===== SOURCE MATERIAL =====
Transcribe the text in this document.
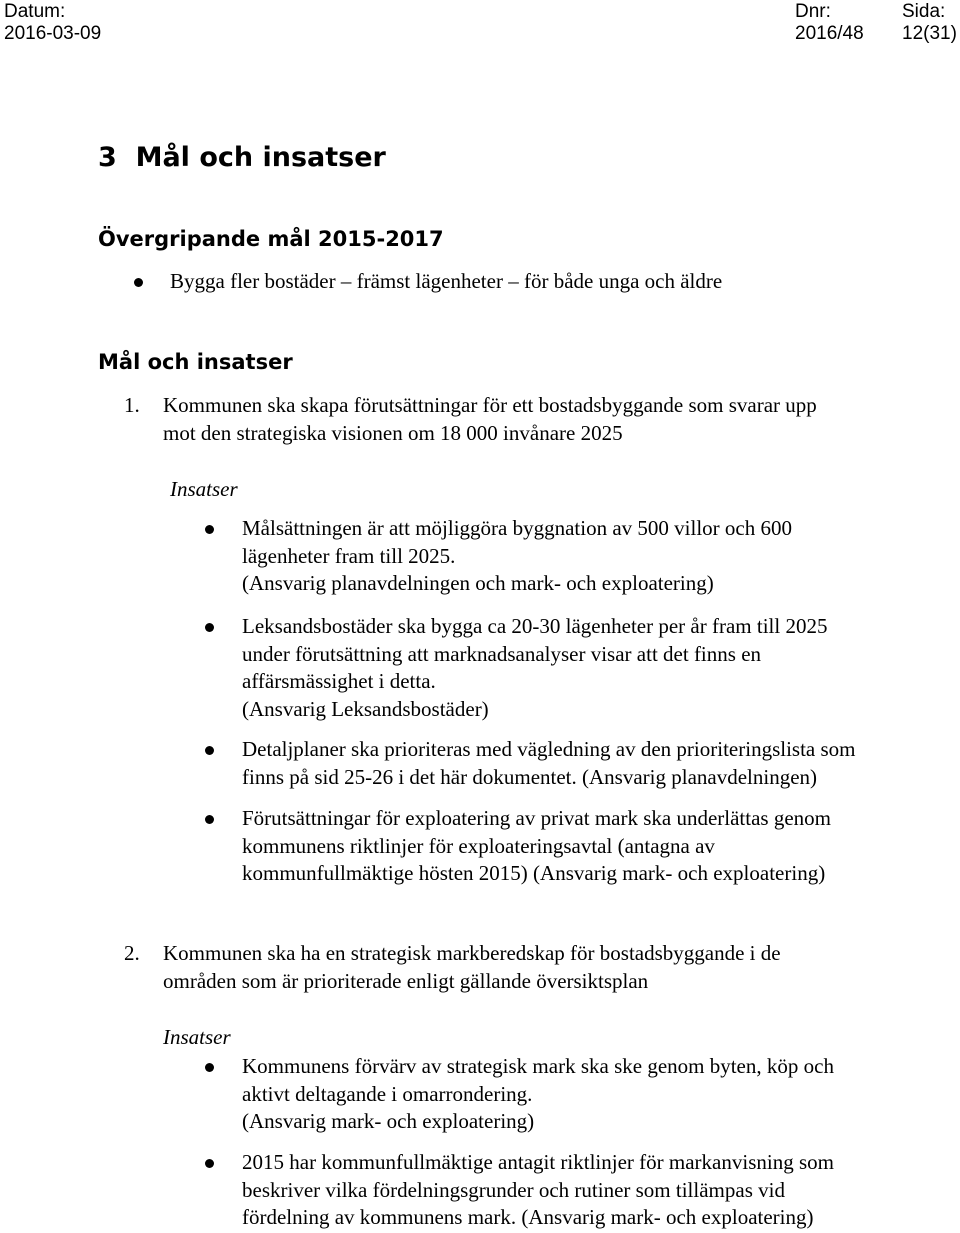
Datum:
2016-03-09
Dnr:
2016/48
Sida:
12(31)
3  Mål och insatser
Övergripande mål 2015-2017
Bygga fler bostäder – främst lägenheter – för både unga och äldre
Mål och insatser
1. Kommunen ska skapa förutsättningar för ett bostadsbyggande som svarar upp
mot den strategiska visionen om 18 000 invånare 2025
Insatser
Målsättningen är att möjliggöra byggnation av 500 villor och 600
lägenheter fram till 2025.
(Ansvarig planavdelningen och mark- och exploatering)
Leksandsbostäder ska bygga ca 20-30 lägenheter per år fram till 2025
under förutsättning att marknadsanalyser visar att det finns en
affärsmässighet i detta.
(Ansvarig Leksandsbostäder)
Detaljplaner ska prioriteras med vägledning av den prioriteringslista som
finns på sid 25-26 i det här dokumentet. (Ansvarig planavdelningen)
Förutsättningar för exploatering av privat mark ska underlättas genom
kommunens riktlinjer för exploateringsavtal (antagna av
kommunfullmäktige hösten 2015) (Ansvarig mark- och exploatering)
2. Kommunen ska ha en strategisk markberedskap för bostadsbyggande i de
områden som är prioriterade enligt gällande översiktsplan
Insatser
Kommunens förvärv av strategisk mark ska ske genom byten, köp och
aktivt deltagande i omarrondering.
(Ansvarig mark- och exploatering)
2015 har kommunfullmäktige antagit riktlinjer för markanvisning som
beskriver vilka fördelningsgrunder och rutiner som tillämpas vid
fördelning av kommunens mark. (Ansvarig mark- och exploatering)
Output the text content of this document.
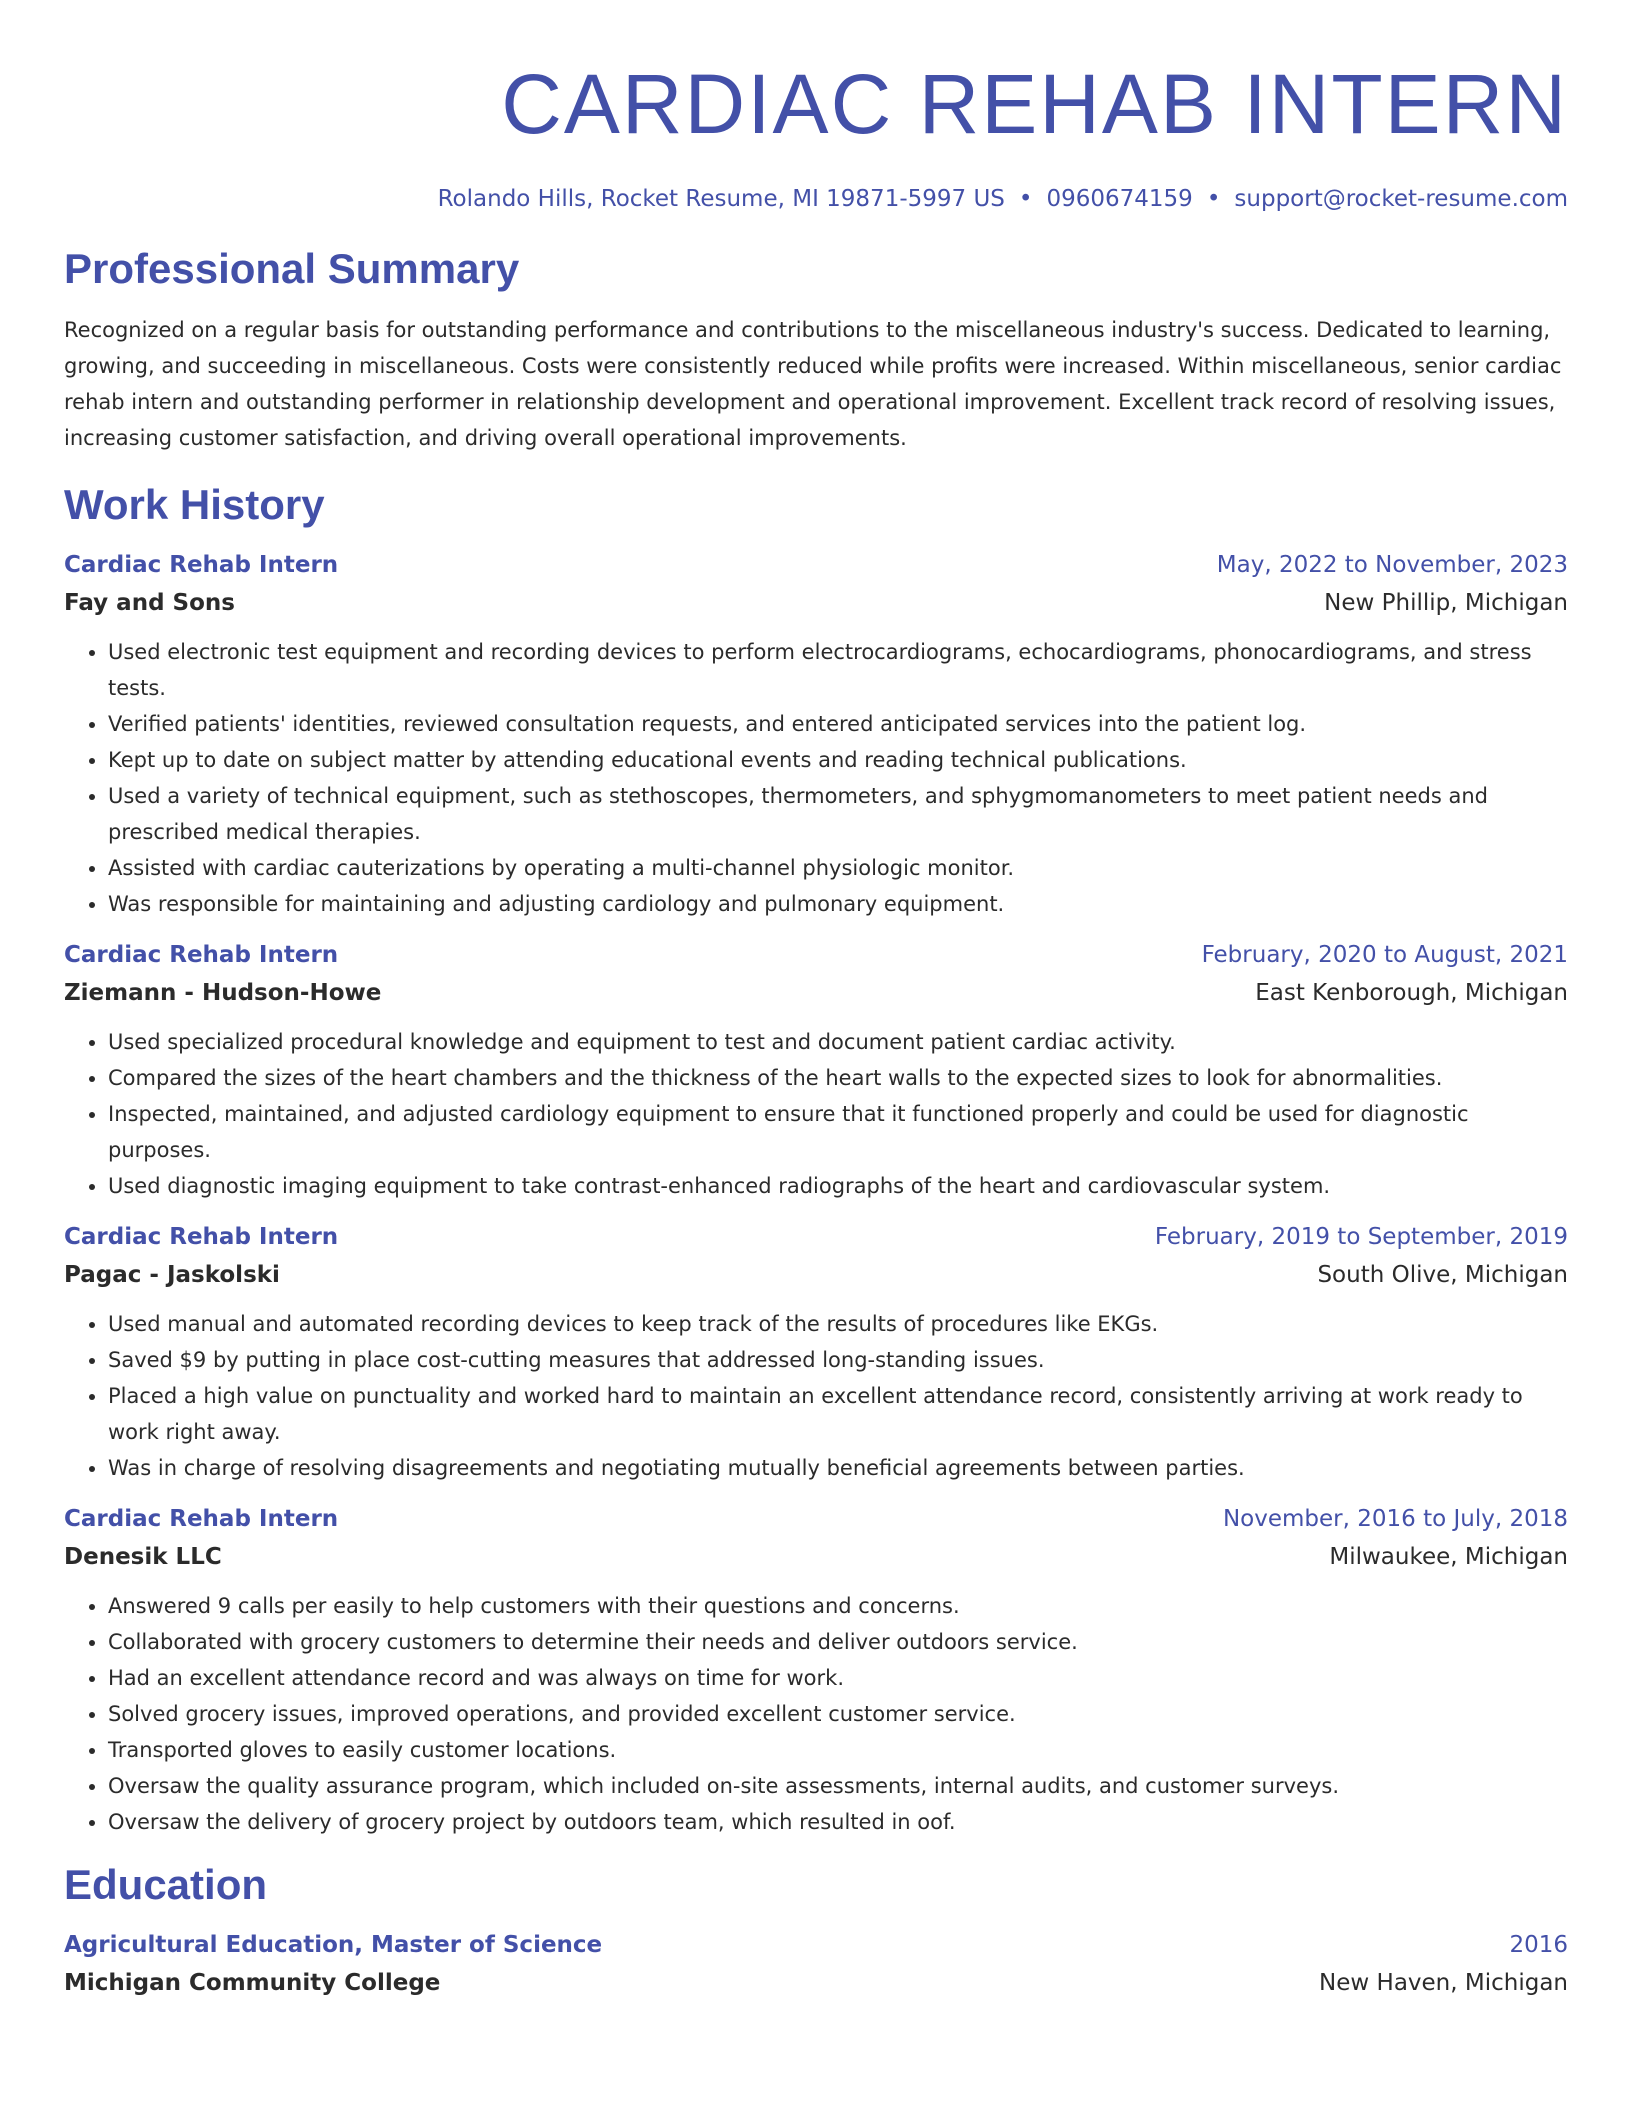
CARDIAC REHAB INTERN
Rolando Hills, Rocket Resume, MI 19871-5997 US • 0960674159 • support@rocket-resume.com
Professional Summary
Recognized on a regular basis for outstanding performance and contributions to the miscellaneous industry's success. Dedicated to learning, growing, and succeeding in miscellaneous. Costs were consistently reduced while profits were increased. Within miscellaneous, senior cardiac rehab intern and outstanding performer in relationship development and operational improvement. Excellent track record of resolving issues, increasing customer satisfaction, and driving overall operational improvements.
Work History
Cardiac Rehab Intern	May, 2022 to November, 2023
Fay and Sons	New Phillip, Michigan
• Used electronic test equipment and recording devices to perform electrocardiograms, echocardiograms, phonocardiograms, and stress tests.
• Verified patients' identities, reviewed consultation requests, and entered anticipated services into the patient log.
• Kept up to date on subject matter by attending educational events and reading technical publications.
• Used a variety of technical equipment, such as stethoscopes, thermometers, and sphygmomanometers to meet patient needs and prescribed medical therapies.
• Assisted with cardiac cauterizations by operating a multi-channel physiologic monitor.
• Was responsible for maintaining and adjusting cardiology and pulmonary equipment.
Cardiac Rehab Intern	February, 2020 to August, 2021
Ziemann - Hudson-Howe	East Kenborough, Michigan
• Used specialized procedural knowledge and equipment to test and document patient cardiac activity.
• Compared the sizes of the heart chambers and the thickness of the heart walls to the expected sizes to look for abnormalities.
• Inspected, maintained, and adjusted cardiology equipment to ensure that it functioned properly and could be used for diagnostic purposes.
• Used diagnostic imaging equipment to take contrast-enhanced radiographs of the heart and cardiovascular system.
Cardiac Rehab Intern	February, 2019 to September, 2019
Pagac - Jaskolski	South Olive, Michigan
• Used manual and automated recording devices to keep track of the results of procedures like EKGs.
• Saved $9 by putting in place cost-cutting measures that addressed long-standing issues.
• Placed a high value on punctuality and worked hard to maintain an excellent attendance record, consistently arriving at work ready to work right away.
• Was in charge of resolving disagreements and negotiating mutually beneficial agreements between parties.
Cardiac Rehab Intern	November, 2016 to July, 2018
Denesik LLC	Milwaukee, Michigan
• Answered 9 calls per easily to help customers with their questions and concerns.
• Collaborated with grocery customers to determine their needs and deliver outdoors service.
• Had an excellent attendance record and was always on time for work.
• Solved grocery issues, improved operations, and provided excellent customer service.
• Transported gloves to easily customer locations.
• Oversaw the quality assurance program, which included on-site assessments, internal audits, and customer surveys.
• Oversaw the delivery of grocery project by outdoors team, which resulted in oof.
Education
Agricultural Education, Master of Science	2016
Michigan Community College	New Haven, Michigan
=====
# TASK BRIEF:
With the pictures omitted, the records above are to be repeated exactly.

# YOUR RESPONSE:
Transcribe the text in this document.
Datum:
2016-03-09
Dnr:
2016/48
Sida:
12(31)
3  Mål och insatser
Övergripande mål 2015-2017
Bygga fler bostäder – främst lägenheter – för både unga och äldre
Mål och insatser
1. Kommunen ska skapa förutsättningar för ett bostadsbyggande som svarar upp
mot den strategiska visionen om 18 000 invånare 2025
Insatser
Målsättningen är att möjliggöra byggnation av 500 villor och 600
lägenheter fram till 2025.
(Ansvarig planavdelningen och mark- och exploatering)
Leksandsbostäder ska bygga ca 20-30 lägenheter per år fram till 2025
under förutsättning att marknadsanalyser visar att det finns en
affärsmässighet i detta.
(Ansvarig Leksandsbostäder)
Detaljplaner ska prioriteras med vägledning av den prioriteringslista som
finns på sid 25-26 i det här dokumentet. (Ansvarig planavdelningen)
Förutsättningar för exploatering av privat mark ska underlättas genom
kommunens riktlinjer för exploateringsavtal (antagna av
kommunfullmäktige hösten 2015) (Ansvarig mark- och exploatering)
2. Kommunen ska ha en strategisk markberedskap för bostadsbyggande i de
områden som är prioriterade enligt gällande översiktsplan
Insatser
Kommunens förvärv av strategisk mark ska ske genom byten, köp och
aktivt deltagande i omarrondering.
(Ansvarig mark- och exploatering)
2015 har kommunfullmäktige antagit riktlinjer för markanvisning som
beskriver vilka fördelningsgrunder och rutiner som tillämpas vid
fördelning av kommunens mark. (Ansvarig mark- och exploatering)
Output the text content of this document.
CARDIAC REHAB INTERN
Rolando Hills, Rocket Resume, MI 19871-5997 US • 0960674159 • support@rocket-resume.com
Professional Summary
Recognized on a regular basis for outstanding performance and contributions to the miscellaneous industry's success. Dedicated to learning, growing, and succeeding in miscellaneous. Costs were consistently reduced while profits were increased. Within miscellaneous, senior cardiac rehab intern and outstanding performer in relationship development and operational improvement. Excellent track record of resolving issues, increasing customer satisfaction, and driving overall operational improvements.
Work History
Cardiac Rehab Intern	May, 2022 to November, 2023
Fay and Sons	New Phillip, Michigan
• Used electronic test equipment and recording devices to perform electrocardiograms, echocardiograms, phonocardiograms, and stress tests.
• Verified patients' identities, reviewed consultation requests, and entered anticipated services into the patient log.
• Kept up to date on subject matter by attending educational events and reading technical publications.
• Used a variety of technical equipment, such as stethoscopes, thermometers, and sphygmomanometers to meet patient needs and prescribed medical therapies.
• Assisted with cardiac cauterizations by operating a multi-channel physiologic monitor.
• Was responsible for maintaining and adjusting cardiology and pulmonary equipment.
Cardiac Rehab Intern	February, 2020 to August, 2021
Ziemann - Hudson-Howe	East Kenborough, Michigan
• Used specialized procedural knowledge and equipment to test and document patient cardiac activity.
• Compared the sizes of the heart chambers and the thickness of the heart walls to the expected sizes to look for abnormalities.
• Inspected, maintained, and adjusted cardiology equipment to ensure that it functioned properly and could be used for diagnostic purposes.
• Used diagnostic imaging equipment to take contrast-enhanced radiographs of the heart and cardiovascular system.
Cardiac Rehab Intern	February, 2019 to September, 2019
Pagac - Jaskolski	South Olive, Michigan
• Used manual and automated recording devices to keep track of the results of procedures like EKGs.
• Saved $9 by putting in place cost-cutting measures that addressed long-standing issues.
• Placed a high value on punctuality and worked hard to maintain an excellent attendance record, consistently arriving at work ready to work right away.
• Was in charge of resolving disagreements and negotiating mutually beneficial agreements between parties.
Cardiac Rehab Intern	November, 2016 to July, 2018
Denesik LLC	Milwaukee, Michigan
• Answered 9 calls per easily to help customers with their questions and concerns.
• Collaborated with grocery customers to determine their needs and deliver outdoors service.
• Had an excellent attendance record and was always on time for work.
• Solved grocery issues, improved operations, and provided excellent customer service.
• Transported gloves to easily customer locations.
• Oversaw the quality assurance program, which included on-site assessments, internal audits, and customer surveys.
• Oversaw the delivery of grocery project by outdoors team, which resulted in oof.
Education
Agricultural Education, Master of Science	2016
Michigan Community College	New Haven, Michigan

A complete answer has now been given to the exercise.